What the task requires: Without the pictures, print each of the records below exactly as it appears.

(Stored records)
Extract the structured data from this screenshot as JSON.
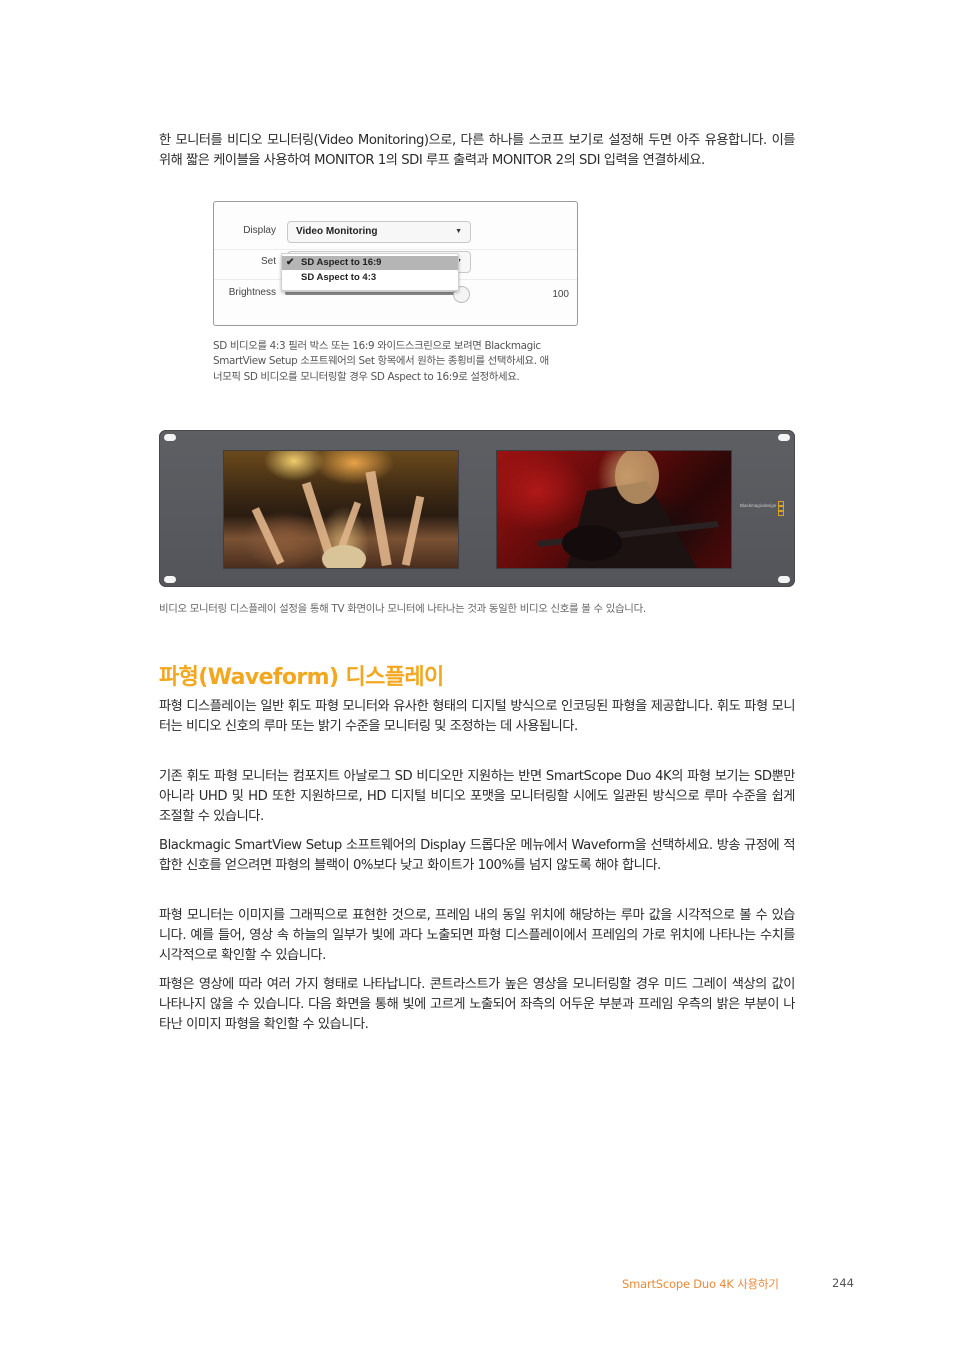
{
  "intro": {
    "text": "한 모니터를 비디오 모니터링(Video Monitoring)으로, 다른 하나를 스코프 보기로 설정해 두면 아주 유용합니다. 이를 위해 짧은 케이블을 사용하여 MONITOR 1의 SDI 루프 출력과 MONITOR 2의 SDI 입력을 연결하세요."
  },
  "settings_panel": {
    "display_label": "Display",
    "display_value": "Video Monitoring",
    "set_label": "Set",
    "set_options": [
      {
        "label": "SD Aspect to 16:9",
        "selected": true
      },
      {
        "label": "SD Aspect to 4:3",
        "selected": false
      }
    ],
    "brightness_label": "Brightness",
    "brightness_value": "100",
    "brightness_fraction": 1.0,
    "caret_icon": "▼",
    "check_icon": "✔"
  },
  "settings_caption": "SD 비디오를 4:3 필러 박스 또는 16:9 와이드스크린으로 보려면 Blackmagic SmartView Setup 소프트웨어의 Set 항목에서 원하는 종횡비를 선택하세요. 애너모픽 SD 비디오를 모니터링할 경우 SD Aspect to 16:9로 설정하세요.",
  "device": {
    "brand": "Blackmagicdesign",
    "left_screen": "concert-crowd-image",
    "right_screen": "guitarist-image"
  },
  "device_caption": "비디오 모니터링 디스플레이 설정을 통해 TV 화면이나 모니터에 나타나는 것과 동일한 비디오 신호를 볼 수 있습니다.",
  "section": {
    "heading": "파형(Waveform) 디스플레이",
    "paragraphs": [
      "파형 디스플레이는 일반 휘도 파형 모니터와 유사한 형태의 디지털 방식으로 인코딩된 파형을 제공합니다. 휘도 파형 모니터는 비디오 신호의 루마 또는 밝기 수준을 모니터링 및 조정하는 데 사용됩니다.",
      "기존 휘도 파형 모니터는 컴포지트 아날로그 SD 비디오만 지원하는 반면 SmartScope Duo 4K의 파형 보기는 SD뿐만 아니라 UHD 및 HD 또한 지원하므로, HD 디지털 비디오 포맷을 모니터링할 시에도 일관된 방식으로 루마 수준을 쉽게 조절할 수 있습니다.",
      "Blackmagic SmartView Setup 소프트웨어의 Display 드롭다운 메뉴에서 Waveform을 선택하세요. 방송 규정에 적합한 신호를 얻으려면 파형의 블랙이 0%보다 낮고 화이트가 100%를 넘지 않도록 해야 합니다.",
      "파형 모니터는 이미지를 그래픽으로 표현한 것으로, 프레임 내의 동일 위치에 해당하는 루마 값을 시각적으로 볼 수 있습니다. 예를 들어, 영상 속 하늘의 일부가 빛에 과다 노출되면 파형 디스플레이에서 프레임의 가로 위치에 나타나는 수치를 시각적으로 확인할 수 있습니다.",
      "파형은 영상에 따라 여러 가지 형태로 나타납니다. 콘트라스트가 높은 영상을 모니터링할 경우 미드 그레이 색상의 값이 나타나지 않을 수 있습니다. 다음 화면을 통해 빛에 고르게 노출되어 좌측의 어두운 부분과 프레임 우측의 밝은 부분이 나타난 이미지 파형을 확인할 수 있습니다."
    ]
  },
  "footer": {
    "title": "SmartScope Duo 4K 사용하기",
    "page": "244"
  },
  "colors": {
    "heading": "#f3a71f",
    "footer_title": "#e98a3a"
  }
}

Output for this exercise:
Extract the structured data from this screenshot as JSON.
{
  "intro": {
    "text": "한 모니터를 비디오 모니터링(Video Monitoring)으로, 다른 하나를 스코프 보기로 설정해 두면 아주 유용합니다. 이를 위해 짧은 케이블을 사용하여 MONITOR 1의 SDI 루프 출력과 MONITOR 2의 SDI 입력을 연결하세요."
  },
  "settings_panel": {
    "display_label": "Display",
    "display_value": "Video Monitoring",
    "set_label": "Set",
    "set_options": [
      {
        "label": "SD Aspect to 16:9",
        "selected": true
      },
      {
        "label": "SD Aspect to 4:3",
        "selected": false
      }
    ],
    "brightness_label": "Brightness",
    "brightness_value": "100",
    "brightness_fraction": 1.0,
    "caret_icon": "▼",
    "check_icon": "✔"
  },
  "settings_caption": "SD 비디오를 4:3 필러 박스 또는 16:9 와이드스크린으로 보려면 Blackmagic SmartView Setup 소프트웨어의 Set 항목에서 원하는 종횡비를 선택하세요. 애너모픽 SD 비디오를 모니터링할 경우 SD Aspect to 16:9로 설정하세요.",
  "device": {
    "brand": "Blackmagicdesign",
    "left_screen": "concert-crowd-image",
    "right_screen": "guitarist-image"
  },
  "device_caption": "비디오 모니터링 디스플레이 설정을 통해 TV 화면이나 모니터에 나타나는 것과 동일한 비디오 신호를 볼 수 있습니다.",
  "section": {
    "heading": "파형(Waveform) 디스플레이",
    "paragraphs": [
      "파형 디스플레이는 일반 휘도 파형 모니터와 유사한 형태의 디지털 방식으로 인코딩된 파형을 제공합니다. 휘도 파형 모니터는 비디오 신호의 루마 또는 밝기 수준을 모니터링 및 조정하는 데 사용됩니다.",
      "기존 휘도 파형 모니터는 컴포지트 아날로그 SD 비디오만 지원하는 반면 SmartScope Duo 4K의 파형 보기는 SD뿐만 아니라 UHD 및 HD 또한 지원하므로, HD 디지털 비디오 포맷을 모니터링할 시에도 일관된 방식으로 루마 수준을 쉽게 조절할 수 있습니다.",
      "Blackmagic SmartView Setup 소프트웨어의 Display 드롭다운 메뉴에서 Waveform을 선택하세요. 방송 규정에 적합한 신호를 얻으려면 파형의 블랙이 0%보다 낮고 화이트가 100%를 넘지 않도록 해야 합니다.",
      "파형 모니터는 이미지를 그래픽으로 표현한 것으로, 프레임 내의 동일 위치에 해당하는 루마 값을 시각적으로 볼 수 있습니다. 예를 들어, 영상 속 하늘의 일부가 빛에 과다 노출되면 파형 디스플레이에서 프레임의 가로 위치에 나타나는 수치를 시각적으로 확인할 수 있습니다.",
      "파형은 영상에 따라 여러 가지 형태로 나타납니다. 콘트라스트가 높은 영상을 모니터링할 경우 미드 그레이 색상의 값이 나타나지 않을 수 있습니다. 다음 화면을 통해 빛에 고르게 노출되어 좌측의 어두운 부분과 프레임 우측의 밝은 부분이 나타난 이미지 파형을 확인할 수 있습니다."
    ]
  },
  "footer": {
    "title": "SmartScope Duo 4K 사용하기",
    "page": "244"
  },
  "colors": {
    "heading": "#f3a71f",
    "footer_title": "#e98a3a"
  }
}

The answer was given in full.